Aim:
Each entry below should be reproduced character for character.

Listed records:

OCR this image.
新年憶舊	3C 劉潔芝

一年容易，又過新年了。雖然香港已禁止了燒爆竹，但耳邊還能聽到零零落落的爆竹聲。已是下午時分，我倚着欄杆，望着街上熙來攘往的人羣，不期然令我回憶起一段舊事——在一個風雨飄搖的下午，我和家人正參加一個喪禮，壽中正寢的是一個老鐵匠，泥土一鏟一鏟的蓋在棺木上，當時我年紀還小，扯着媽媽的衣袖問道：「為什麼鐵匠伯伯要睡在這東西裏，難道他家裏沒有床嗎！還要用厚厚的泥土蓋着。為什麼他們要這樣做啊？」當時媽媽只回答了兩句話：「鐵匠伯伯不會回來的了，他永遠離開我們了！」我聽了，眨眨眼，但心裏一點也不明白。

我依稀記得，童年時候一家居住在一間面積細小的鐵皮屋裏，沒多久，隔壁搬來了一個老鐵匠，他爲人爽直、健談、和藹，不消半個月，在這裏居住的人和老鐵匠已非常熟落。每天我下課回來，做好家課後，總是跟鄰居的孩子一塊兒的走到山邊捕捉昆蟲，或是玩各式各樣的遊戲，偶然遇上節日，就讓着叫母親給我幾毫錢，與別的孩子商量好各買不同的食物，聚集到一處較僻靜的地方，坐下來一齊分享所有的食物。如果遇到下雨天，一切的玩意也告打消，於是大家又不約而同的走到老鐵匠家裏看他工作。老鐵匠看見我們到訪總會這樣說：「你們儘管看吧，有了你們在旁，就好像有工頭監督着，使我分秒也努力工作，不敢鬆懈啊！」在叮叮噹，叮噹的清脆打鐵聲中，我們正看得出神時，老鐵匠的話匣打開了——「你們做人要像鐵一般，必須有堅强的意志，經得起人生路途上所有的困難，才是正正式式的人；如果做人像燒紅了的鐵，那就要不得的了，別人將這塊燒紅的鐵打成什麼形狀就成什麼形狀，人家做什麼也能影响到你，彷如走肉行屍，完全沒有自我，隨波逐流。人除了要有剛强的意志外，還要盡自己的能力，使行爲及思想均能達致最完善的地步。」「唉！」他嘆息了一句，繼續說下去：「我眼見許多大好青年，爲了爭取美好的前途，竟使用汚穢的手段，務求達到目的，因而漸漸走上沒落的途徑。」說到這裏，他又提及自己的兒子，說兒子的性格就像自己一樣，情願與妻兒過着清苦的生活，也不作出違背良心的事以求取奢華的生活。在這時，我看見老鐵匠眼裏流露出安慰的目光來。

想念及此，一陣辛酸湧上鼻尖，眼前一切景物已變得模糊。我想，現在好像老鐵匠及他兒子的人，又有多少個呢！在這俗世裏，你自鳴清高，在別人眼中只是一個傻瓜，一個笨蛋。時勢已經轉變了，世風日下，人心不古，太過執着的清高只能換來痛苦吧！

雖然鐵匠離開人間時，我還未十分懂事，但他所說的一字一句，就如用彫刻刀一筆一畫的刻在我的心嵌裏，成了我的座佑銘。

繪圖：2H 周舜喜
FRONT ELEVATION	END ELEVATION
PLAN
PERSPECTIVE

Task solution:
OCR this image.
新年憶舊	3C 劉潔芝

一年容易，又過新年了。雖然香港已禁止了燒爆竹，但耳邊還能聽到零零落落的爆竹聲。已是下午時分，我倚着欄杆，望着街上熙來攘往的人羣，不期然令我回憶起一段舊事——在一個風雨飄搖的下午，我和家人正參加一個喪禮，壽中正寢的是一個老鐵匠，泥土一鏟一鏟的蓋在棺木上，當時我年紀還小，扯着媽媽的衣袖問道：「為什麼鐵匠伯伯要睡在這東西裏，難道他家裏沒有床嗎！還要用厚厚的泥土蓋着。為什麼他們要這樣做啊？」當時媽媽只回答了兩句話：「鐵匠伯伯不會回來的了，他永遠離開我們了！」我聽了，眨眨眼，但心裏一點也不明白。

我依稀記得，童年時候一家居住在一間面積細小的鐵皮屋裏，沒多久，隔壁搬來了一個老鐵匠，他爲人爽直、健談、和藹，不消半個月，在這裏居住的人和老鐵匠已非常熟落。每天我下課回來，做好家課後，總是跟鄰居的孩子一塊兒的走到山邊捕捉昆蟲，或是玩各式各樣的遊戲，偶然遇上節日，就讓着叫母親給我幾毫錢，與別的孩子商量好各買不同的食物，聚集到一處較僻靜的地方，坐下來一齊分享所有的食物。如果遇到下雨天，一切的玩意也告打消，於是大家又不約而同的走到老鐵匠家裏看他工作。老鐵匠看見我們到訪總會這樣說：「你們儘管看吧，有了你們在旁，就好像有工頭監督着，使我分秒也努力工作，不敢鬆懈啊！」在叮叮噹，叮噹的清脆打鐵聲中，我們正看得出神時，老鐵匠的話匣打開了——「你們做人要像鐵一般，必須有堅强的意志，經得起人生路途上所有的困難，才是正正式式的人；如果做人像燒紅了的鐵，那就要不得的了，別人將這塊燒紅的鐵打成什麼形狀就成什麼形狀，人家做什麼也能影响到你，彷如走肉行屍，完全沒有自我，隨波逐流。人除了要有剛强的意志外，還要盡自己的能力，使行爲及思想均能達致最完善的地步。」「唉！」他嘆息了一句，繼續說下去：「我眼見許多大好青年，爲了爭取美好的前途，竟使用汚穢的手段，務求達到目的，因而漸漸走上沒落的途徑。」說到這裏，他又提及自己的兒子，說兒子的性格就像自己一樣，情願與妻兒過着清苦的生活，也不作出違背良心的事以求取奢華的生活。在這時，我看見老鐵匠眼裏流露出安慰的目光來。

想念及此，一陣辛酸湧上鼻尖，眼前一切景物已變得模糊。我想，現在好像老鐵匠及他兒子的人，又有多少個呢！在這俗世裏，你自鳴清高，在別人眼中只是一個傻瓜，一個笨蛋。時勢已經轉變了，世風日下，人心不古，太過執着的清高只能換來痛苦吧！

雖然鐵匠離開人間時，我還未十分懂事，但他所說的一字一句，就如用彫刻刀一筆一畫的刻在我的心嵌裏，成了我的座佑銘。

繪圖：2H 周舜喜
FRONT ELEVATION	END ELEVATION
PLAN
PERSPECTIVE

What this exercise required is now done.